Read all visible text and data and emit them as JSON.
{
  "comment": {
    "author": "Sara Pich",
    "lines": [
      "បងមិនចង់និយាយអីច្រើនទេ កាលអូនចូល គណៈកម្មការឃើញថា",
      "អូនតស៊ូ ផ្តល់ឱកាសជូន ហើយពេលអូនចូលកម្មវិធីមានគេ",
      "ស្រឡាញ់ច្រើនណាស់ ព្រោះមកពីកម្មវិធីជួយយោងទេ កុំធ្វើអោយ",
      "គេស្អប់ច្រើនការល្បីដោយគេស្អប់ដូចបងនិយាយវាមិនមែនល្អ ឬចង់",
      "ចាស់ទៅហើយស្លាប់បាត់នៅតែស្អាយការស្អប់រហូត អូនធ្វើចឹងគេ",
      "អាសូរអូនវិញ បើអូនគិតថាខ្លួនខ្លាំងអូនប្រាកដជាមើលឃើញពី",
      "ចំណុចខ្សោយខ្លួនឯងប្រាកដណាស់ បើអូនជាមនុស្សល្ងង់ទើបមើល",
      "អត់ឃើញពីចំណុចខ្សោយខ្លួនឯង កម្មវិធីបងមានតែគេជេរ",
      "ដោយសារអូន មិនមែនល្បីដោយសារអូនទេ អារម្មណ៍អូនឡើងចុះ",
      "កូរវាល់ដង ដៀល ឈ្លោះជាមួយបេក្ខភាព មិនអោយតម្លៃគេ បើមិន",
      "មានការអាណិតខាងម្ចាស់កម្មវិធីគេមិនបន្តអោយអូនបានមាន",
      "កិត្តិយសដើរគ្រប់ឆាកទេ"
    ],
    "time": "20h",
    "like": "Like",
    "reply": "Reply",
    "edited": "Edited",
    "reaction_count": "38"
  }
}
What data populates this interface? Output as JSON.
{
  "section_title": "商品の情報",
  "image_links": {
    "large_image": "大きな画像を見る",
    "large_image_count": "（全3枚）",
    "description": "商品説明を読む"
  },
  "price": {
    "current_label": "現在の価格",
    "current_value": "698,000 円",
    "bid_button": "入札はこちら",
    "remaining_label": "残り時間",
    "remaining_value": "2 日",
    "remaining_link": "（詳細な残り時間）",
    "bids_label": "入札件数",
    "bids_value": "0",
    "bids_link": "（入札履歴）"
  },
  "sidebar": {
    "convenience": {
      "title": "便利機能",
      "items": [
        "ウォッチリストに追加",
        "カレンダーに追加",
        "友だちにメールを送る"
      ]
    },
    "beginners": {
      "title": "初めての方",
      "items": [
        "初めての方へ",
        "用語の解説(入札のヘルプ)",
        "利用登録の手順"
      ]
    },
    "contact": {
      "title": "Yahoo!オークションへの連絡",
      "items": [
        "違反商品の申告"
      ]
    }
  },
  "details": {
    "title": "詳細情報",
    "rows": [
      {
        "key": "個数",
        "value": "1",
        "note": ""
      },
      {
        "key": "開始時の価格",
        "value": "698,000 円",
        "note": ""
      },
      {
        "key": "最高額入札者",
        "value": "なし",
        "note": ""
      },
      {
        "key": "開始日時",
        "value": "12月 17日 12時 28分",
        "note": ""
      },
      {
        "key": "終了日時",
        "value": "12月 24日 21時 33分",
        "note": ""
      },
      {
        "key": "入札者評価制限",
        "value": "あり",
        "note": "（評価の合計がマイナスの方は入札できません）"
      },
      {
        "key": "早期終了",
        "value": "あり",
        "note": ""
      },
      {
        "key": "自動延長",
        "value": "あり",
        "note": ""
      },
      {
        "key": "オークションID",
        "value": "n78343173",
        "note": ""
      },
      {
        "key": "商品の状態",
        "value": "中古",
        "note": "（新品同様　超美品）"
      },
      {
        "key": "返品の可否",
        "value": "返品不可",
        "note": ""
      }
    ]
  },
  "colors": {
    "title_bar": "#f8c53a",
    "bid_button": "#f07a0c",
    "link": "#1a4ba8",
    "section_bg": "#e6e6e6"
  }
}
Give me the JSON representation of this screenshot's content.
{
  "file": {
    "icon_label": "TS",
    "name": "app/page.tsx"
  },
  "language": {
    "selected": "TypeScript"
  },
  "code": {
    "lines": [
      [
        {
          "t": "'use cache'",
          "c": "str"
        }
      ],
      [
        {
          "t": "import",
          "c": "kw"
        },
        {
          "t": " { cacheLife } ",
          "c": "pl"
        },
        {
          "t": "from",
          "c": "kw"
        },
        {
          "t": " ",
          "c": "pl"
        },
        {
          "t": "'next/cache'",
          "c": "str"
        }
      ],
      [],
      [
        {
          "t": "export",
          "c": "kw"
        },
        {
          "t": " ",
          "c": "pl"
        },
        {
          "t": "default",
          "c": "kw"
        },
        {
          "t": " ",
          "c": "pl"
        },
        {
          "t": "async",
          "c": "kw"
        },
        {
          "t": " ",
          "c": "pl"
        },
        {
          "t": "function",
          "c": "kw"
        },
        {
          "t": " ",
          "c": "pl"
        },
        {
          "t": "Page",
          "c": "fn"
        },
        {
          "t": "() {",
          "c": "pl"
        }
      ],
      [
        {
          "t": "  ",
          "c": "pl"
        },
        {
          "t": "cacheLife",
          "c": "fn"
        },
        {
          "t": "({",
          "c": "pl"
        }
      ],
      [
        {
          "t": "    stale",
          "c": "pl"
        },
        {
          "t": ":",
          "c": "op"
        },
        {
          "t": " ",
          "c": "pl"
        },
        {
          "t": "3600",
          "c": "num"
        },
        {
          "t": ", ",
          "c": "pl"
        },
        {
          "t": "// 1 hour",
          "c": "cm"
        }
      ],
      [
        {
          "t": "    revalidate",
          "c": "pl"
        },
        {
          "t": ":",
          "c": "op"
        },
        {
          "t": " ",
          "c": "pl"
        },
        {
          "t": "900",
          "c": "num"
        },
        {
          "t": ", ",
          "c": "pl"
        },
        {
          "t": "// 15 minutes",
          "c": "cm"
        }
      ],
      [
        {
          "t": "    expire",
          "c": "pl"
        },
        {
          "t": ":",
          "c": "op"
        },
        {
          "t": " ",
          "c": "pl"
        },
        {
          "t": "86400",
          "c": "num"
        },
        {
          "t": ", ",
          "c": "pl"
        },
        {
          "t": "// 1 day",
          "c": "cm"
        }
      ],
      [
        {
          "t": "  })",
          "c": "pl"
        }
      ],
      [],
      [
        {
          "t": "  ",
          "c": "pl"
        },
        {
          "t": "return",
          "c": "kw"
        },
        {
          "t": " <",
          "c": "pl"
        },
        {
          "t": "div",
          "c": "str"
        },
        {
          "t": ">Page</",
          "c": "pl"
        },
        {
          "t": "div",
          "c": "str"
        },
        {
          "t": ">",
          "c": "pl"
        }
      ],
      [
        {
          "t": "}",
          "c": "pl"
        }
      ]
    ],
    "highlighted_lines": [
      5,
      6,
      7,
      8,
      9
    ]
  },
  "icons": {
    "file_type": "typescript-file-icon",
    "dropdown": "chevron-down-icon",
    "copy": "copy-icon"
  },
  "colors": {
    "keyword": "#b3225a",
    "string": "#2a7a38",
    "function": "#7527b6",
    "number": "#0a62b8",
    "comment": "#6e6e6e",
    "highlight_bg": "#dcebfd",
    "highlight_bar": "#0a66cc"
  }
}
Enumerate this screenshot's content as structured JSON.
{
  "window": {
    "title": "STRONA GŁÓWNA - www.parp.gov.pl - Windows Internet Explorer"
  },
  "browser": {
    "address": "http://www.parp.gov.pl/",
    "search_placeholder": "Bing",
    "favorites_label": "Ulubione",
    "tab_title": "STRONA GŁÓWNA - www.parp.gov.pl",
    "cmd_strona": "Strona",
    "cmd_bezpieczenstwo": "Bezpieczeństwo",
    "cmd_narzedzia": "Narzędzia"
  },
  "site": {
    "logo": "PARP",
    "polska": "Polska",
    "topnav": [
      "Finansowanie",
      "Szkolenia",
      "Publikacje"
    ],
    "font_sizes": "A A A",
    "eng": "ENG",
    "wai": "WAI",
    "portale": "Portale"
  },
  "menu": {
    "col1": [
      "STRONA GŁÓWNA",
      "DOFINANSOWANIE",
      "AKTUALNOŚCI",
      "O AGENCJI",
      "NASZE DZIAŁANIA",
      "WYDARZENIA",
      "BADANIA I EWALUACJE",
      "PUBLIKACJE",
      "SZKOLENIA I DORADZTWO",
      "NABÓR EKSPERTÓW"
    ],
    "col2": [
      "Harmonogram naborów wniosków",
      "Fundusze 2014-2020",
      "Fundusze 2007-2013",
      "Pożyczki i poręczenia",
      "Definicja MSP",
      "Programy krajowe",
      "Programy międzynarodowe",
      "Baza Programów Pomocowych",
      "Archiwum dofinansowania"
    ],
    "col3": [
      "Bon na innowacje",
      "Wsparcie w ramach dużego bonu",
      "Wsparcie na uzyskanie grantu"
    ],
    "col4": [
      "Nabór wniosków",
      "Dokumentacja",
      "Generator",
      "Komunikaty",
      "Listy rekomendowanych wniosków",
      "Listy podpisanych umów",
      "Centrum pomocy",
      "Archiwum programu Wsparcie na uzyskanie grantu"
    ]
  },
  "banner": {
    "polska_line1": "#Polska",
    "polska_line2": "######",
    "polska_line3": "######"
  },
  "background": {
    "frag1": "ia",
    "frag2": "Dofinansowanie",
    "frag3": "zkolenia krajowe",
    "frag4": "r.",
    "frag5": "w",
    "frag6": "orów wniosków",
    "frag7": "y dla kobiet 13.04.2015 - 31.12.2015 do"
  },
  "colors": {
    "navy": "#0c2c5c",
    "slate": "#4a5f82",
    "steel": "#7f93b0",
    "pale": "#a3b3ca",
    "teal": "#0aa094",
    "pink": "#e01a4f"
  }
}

####

_Given request_
Isolate the lines that hold the word "Wsparcie" and copy all of them.

_Exercise answer_
      "Wsparcie w ramach dużego bonu",
      "Wsparcie na uzyskanie grantu"
      "Archiwum programu Wsparcie na uzyskanie grantu"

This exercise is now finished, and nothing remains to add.